__Task details__.
Pick out each line in these entries that contains the string "HTML".
== Extracted entries
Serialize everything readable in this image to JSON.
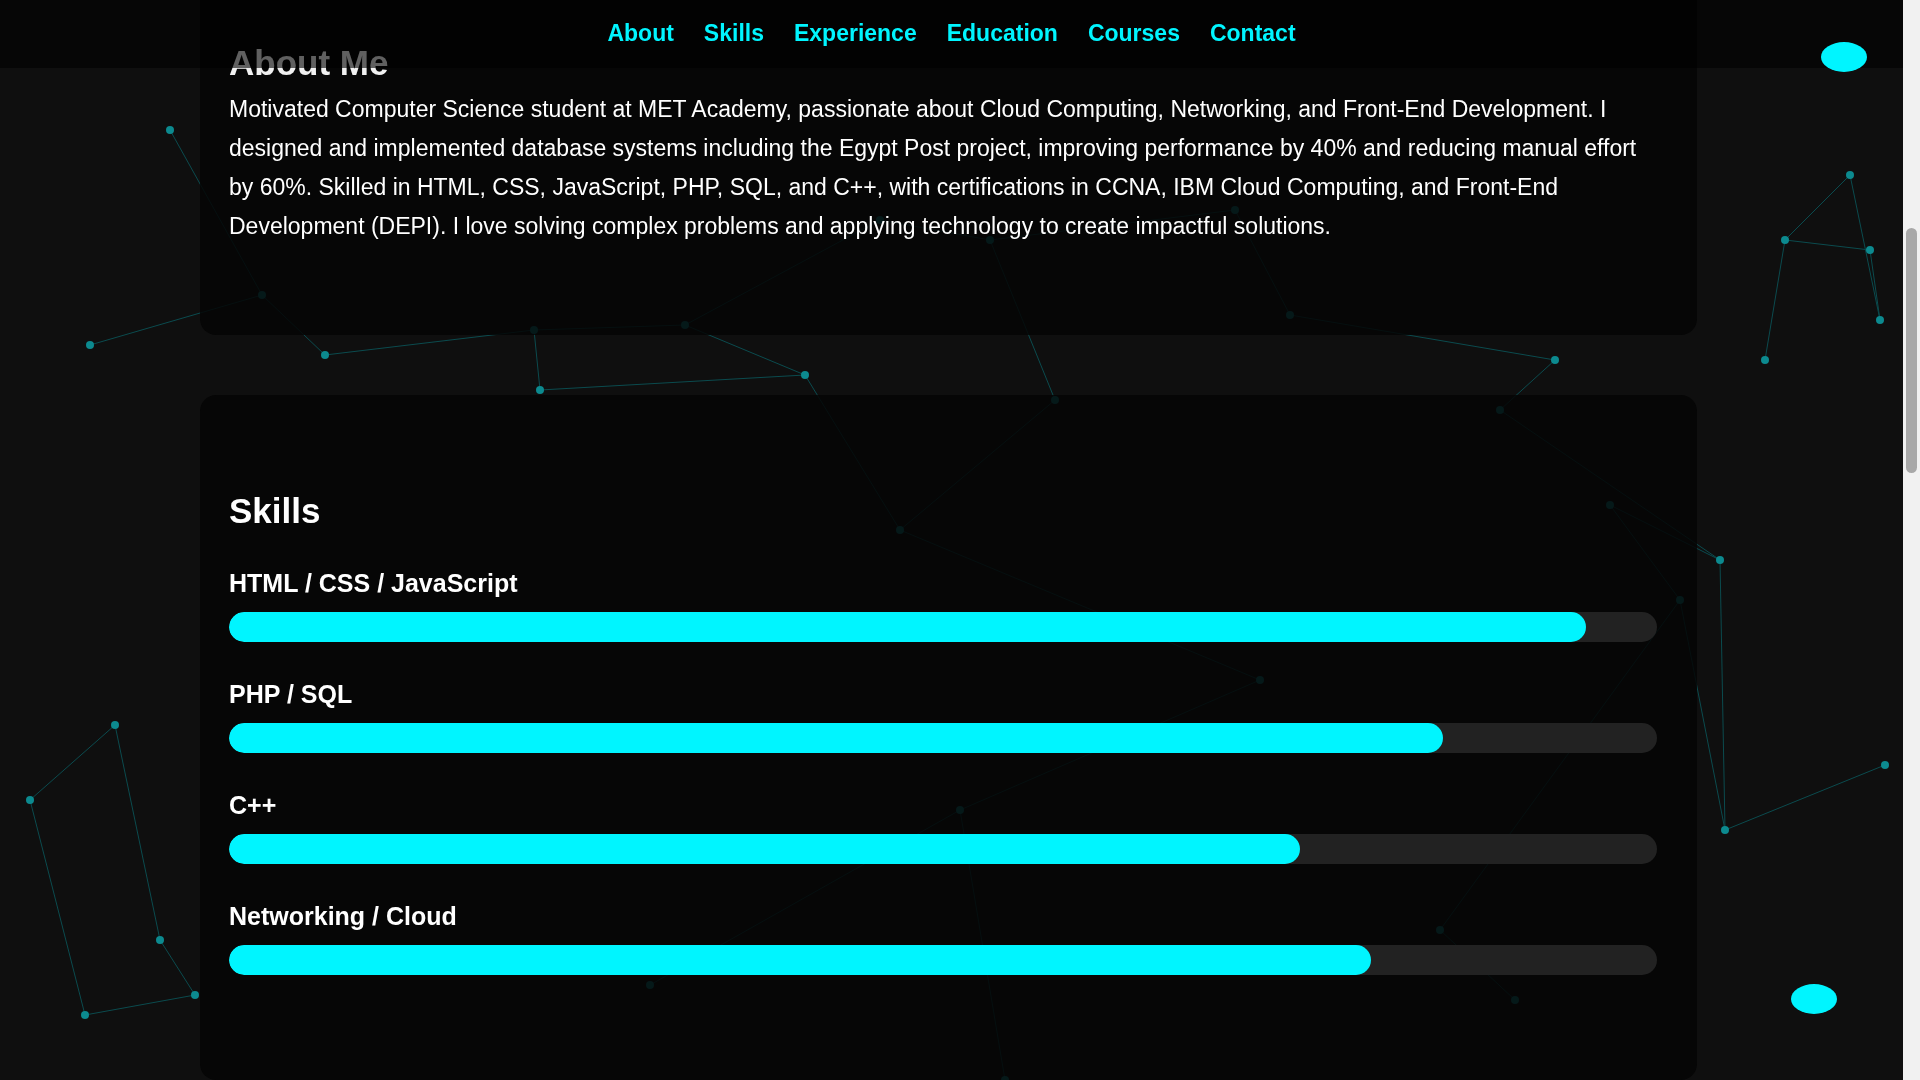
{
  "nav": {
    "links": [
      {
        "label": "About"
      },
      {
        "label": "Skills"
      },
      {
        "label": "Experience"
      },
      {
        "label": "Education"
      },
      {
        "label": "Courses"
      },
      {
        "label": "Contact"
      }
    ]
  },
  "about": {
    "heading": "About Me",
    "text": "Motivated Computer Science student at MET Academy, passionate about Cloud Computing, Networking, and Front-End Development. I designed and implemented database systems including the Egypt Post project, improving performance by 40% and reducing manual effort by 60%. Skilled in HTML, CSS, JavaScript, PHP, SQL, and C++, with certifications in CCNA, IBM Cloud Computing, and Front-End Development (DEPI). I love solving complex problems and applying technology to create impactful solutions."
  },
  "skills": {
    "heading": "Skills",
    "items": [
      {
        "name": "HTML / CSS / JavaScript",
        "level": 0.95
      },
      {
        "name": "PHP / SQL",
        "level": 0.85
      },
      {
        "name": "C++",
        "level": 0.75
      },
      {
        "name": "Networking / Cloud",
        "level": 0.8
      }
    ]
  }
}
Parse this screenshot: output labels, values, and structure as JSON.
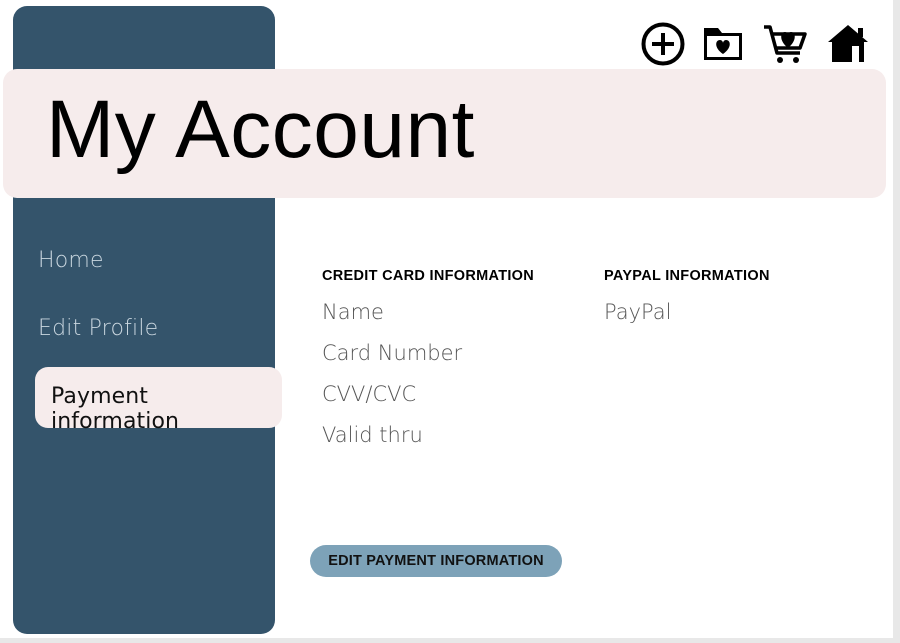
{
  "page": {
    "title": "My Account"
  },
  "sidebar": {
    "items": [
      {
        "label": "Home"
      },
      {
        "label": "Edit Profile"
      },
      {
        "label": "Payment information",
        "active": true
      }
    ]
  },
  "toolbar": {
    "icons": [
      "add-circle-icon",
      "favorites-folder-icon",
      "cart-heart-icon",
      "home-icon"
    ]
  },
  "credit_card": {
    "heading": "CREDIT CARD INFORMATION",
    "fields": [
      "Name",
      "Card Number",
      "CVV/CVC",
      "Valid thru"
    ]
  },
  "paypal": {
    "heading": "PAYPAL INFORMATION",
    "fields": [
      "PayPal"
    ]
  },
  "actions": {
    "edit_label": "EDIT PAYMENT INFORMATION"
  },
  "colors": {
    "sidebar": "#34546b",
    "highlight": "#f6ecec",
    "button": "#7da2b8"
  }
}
====
__Result of the task__.
    "text": "Motivated Computer Science student at MET Academy, passionate about Cloud Computing, Networking, and Front-End Development. I designed and implemented database systems including the Egypt Post project, improving performance by 40% and reducing manual effort by 60%. Skilled in HTML, CSS, JavaScript, PHP, SQL, and C++, with certifications in CCNA, IBM Cloud Computing, and Front-End Development (DEPI). I love solving complex problems and applying technology to create impactful solutions."
        "name": "HTML / CSS / JavaScript",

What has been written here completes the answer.